Problem statement
Quote the full listing word for word.

Data for the task
=======

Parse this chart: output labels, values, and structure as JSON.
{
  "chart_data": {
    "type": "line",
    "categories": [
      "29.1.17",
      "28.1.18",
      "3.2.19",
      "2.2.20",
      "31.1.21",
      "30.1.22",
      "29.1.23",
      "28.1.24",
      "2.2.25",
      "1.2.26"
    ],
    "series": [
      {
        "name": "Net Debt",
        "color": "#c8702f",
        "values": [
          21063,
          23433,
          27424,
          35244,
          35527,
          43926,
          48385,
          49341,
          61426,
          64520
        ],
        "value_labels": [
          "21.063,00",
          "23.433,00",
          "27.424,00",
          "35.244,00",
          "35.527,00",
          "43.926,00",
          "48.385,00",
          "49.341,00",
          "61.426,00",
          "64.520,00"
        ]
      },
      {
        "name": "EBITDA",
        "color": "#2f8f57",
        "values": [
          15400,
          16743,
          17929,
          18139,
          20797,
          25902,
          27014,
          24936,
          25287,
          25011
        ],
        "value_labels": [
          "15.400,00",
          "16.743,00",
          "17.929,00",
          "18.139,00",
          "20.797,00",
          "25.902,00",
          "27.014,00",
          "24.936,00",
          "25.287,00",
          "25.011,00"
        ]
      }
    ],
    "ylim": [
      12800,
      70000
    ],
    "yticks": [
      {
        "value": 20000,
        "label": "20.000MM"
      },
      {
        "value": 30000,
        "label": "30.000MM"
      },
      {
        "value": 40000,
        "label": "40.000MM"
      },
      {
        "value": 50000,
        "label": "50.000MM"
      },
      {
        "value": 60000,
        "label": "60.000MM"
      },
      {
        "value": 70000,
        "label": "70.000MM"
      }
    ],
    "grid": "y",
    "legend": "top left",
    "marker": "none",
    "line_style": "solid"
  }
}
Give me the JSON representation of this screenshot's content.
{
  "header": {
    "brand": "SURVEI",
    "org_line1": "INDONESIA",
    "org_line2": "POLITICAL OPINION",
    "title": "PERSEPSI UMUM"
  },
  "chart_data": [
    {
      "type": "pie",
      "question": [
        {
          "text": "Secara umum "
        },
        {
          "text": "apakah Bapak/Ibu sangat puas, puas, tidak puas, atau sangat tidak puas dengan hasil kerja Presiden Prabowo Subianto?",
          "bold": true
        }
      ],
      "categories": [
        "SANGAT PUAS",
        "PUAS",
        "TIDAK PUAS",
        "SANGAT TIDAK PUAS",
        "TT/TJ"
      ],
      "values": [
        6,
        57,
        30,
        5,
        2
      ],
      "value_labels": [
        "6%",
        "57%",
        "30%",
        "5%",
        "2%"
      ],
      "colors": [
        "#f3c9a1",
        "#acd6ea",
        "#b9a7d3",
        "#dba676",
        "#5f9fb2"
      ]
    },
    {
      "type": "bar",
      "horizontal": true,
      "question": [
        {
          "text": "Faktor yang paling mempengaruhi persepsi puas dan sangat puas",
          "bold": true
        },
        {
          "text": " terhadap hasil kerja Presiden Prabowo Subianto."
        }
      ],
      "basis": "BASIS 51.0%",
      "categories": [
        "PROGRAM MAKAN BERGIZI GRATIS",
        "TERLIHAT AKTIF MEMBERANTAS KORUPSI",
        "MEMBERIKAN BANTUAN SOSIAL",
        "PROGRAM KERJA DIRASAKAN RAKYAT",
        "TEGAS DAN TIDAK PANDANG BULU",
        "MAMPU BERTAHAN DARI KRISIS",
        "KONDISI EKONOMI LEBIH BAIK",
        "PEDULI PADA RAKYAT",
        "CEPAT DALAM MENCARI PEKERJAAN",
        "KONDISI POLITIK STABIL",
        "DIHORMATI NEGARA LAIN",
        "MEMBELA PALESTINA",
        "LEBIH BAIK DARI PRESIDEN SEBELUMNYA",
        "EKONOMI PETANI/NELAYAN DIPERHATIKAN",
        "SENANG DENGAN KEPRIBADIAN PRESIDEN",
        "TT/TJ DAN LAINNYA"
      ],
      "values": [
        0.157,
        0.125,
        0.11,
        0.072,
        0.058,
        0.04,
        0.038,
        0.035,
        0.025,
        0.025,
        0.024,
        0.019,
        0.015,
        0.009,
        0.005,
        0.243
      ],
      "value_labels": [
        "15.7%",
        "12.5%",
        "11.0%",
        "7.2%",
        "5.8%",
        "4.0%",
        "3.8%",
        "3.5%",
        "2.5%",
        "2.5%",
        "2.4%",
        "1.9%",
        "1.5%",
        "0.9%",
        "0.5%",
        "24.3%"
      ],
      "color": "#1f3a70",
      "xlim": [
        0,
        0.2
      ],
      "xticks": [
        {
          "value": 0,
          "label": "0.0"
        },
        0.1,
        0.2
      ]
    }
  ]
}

=======

The answer
Parse this chart: output labels, values, and structure as JSON.
{
  "chart_data": {
    "type": "line",
    "categories": [
      "29.1.17",
      "28.1.18",
      "3.2.19",
      "2.2.20",
      "31.1.21",
      "30.1.22",
      "29.1.23",
      "28.1.24",
      "2.2.25",
      "1.2.26"
    ],
    "series": [
      {
        "name": "Net Debt",
        "color": "#c8702f",
        "values": [
          21063,
          23433,
          27424,
          35244,
          35527,
          43926,
          48385,
          49341,
          61426,
          64520
        ],
        "value_labels": [
          "21.063,00",
          "23.433,00",
          "27.424,00",
          "35.244,00",
          "35.527,00",
          "43.926,00",
          "48.385,00",
          "49.341,00",
          "61.426,00",
          "64.520,00"
        ]
      },
      {
        "name": "EBITDA",
        "color": "#2f8f57",
        "values": [
          15400,
          16743,
          17929,
          18139,
          20797,
          25902,
          27014,
          24936,
          25287,
          25011
        ],
        "value_labels": [
          "15.400,00",
          "16.743,00",
          "17.929,00",
          "18.139,00",
          "20.797,00",
          "25.902,00",
          "27.014,00",
          "24.936,00",
          "25.287,00",
          "25.011,00"
        ]
      }
    ],
    "ylim": [
      12800,
      70000
    ],
    "yticks": [
      {
        "value": 20000,
        "label": "20.000MM"
      },
      {
        "value": 30000,
        "label": "30.000MM"
      },
      {
        "value": 40000,
        "label": "40.000MM"
      },
      {
        "value": 50000,
        "label": "50.000MM"
      },
      {
        "value": 60000,
        "label": "60.000MM"
      },
      {
        "value": 70000,
        "label": "70.000MM"
      }
    ],
    "grid": "y",
    "legend": "top left",
    "marker": "none",
    "line_style": "solid"
  }
}
Give me the JSON representation of this screenshot's content.
{
  "header": {
    "brand": "SURVEI",
    "org_line1": "INDONESIA",
    "org_line2": "POLITICAL OPINION",
    "title": "PERSEPSI UMUM"
  },
  "chart_data": [
    {
      "type": "pie",
      "question": [
        {
          "text": "Secara umum "
        },
        {
          "text": "apakah Bapak/Ibu sangat puas, puas, tidak puas, atau sangat tidak puas dengan hasil kerja Presiden Prabowo Subianto?",
          "bold": true
        }
      ],
      "categories": [
        "SANGAT PUAS",
        "PUAS",
        "TIDAK PUAS",
        "SANGAT TIDAK PUAS",
        "TT/TJ"
      ],
      "values": [
        6,
        57,
        30,
        5,
        2
      ],
      "value_labels": [
        "6%",
        "57%",
        "30%",
        "5%",
        "2%"
      ],
      "colors": [
        "#f3c9a1",
        "#acd6ea",
        "#b9a7d3",
        "#dba676",
        "#5f9fb2"
      ]
    },
    {
      "type": "bar",
      "horizontal": true,
      "question": [
        {
          "text": "Faktor yang paling mempengaruhi persepsi puas dan sangat puas",
          "bold": true
        },
        {
          "text": " terhadap hasil kerja Presiden Prabowo Subianto."
        }
      ],
      "basis": "BASIS 51.0%",
      "categories": [
        "PROGRAM MAKAN BERGIZI GRATIS",
        "TERLIHAT AKTIF MEMBERANTAS KORUPSI",
        "MEMBERIKAN BANTUAN SOSIAL",
        "PROGRAM KERJA DIRASAKAN RAKYAT",
        "TEGAS DAN TIDAK PANDANG BULU",
        "MAMPU BERTAHAN DARI KRISIS",
        "KONDISI EKONOMI LEBIH BAIK",
        "PEDULI PADA RAKYAT",
        "CEPAT DALAM MENCARI PEKERJAAN",
        "KONDISI POLITIK STABIL",
        "DIHORMATI NEGARA LAIN",
        "MEMBELA PALESTINA",
        "LEBIH BAIK DARI PRESIDEN SEBELUMNYA",
        "EKONOMI PETANI/NELAYAN DIPERHATIKAN",
        "SENANG DENGAN KEPRIBADIAN PRESIDEN",
        "TT/TJ DAN LAINNYA"
      ],
      "values": [
        0.157,
        0.125,
        0.11,
        0.072,
        0.058,
        0.04,
        0.038,
        0.035,
        0.025,
        0.025,
        0.024,
        0.019,
        0.015,
        0.009,
        0.005,
        0.243
      ],
      "value_labels": [
        "15.7%",
        "12.5%",
        "11.0%",
        "7.2%",
        "5.8%",
        "4.0%",
        "3.8%",
        "3.5%",
        "2.5%",
        "2.5%",
        "2.4%",
        "1.9%",
        "1.5%",
        "0.9%",
        "0.5%",
        "24.3%"
      ],
      "color": "#1f3a70",
      "xlim": [
        0,
        0.2
      ],
      "xticks": [
        {
          "value": 0,
          "label": "0.0"
        },
        0.1,
        0.2
      ]
    }
  ]
}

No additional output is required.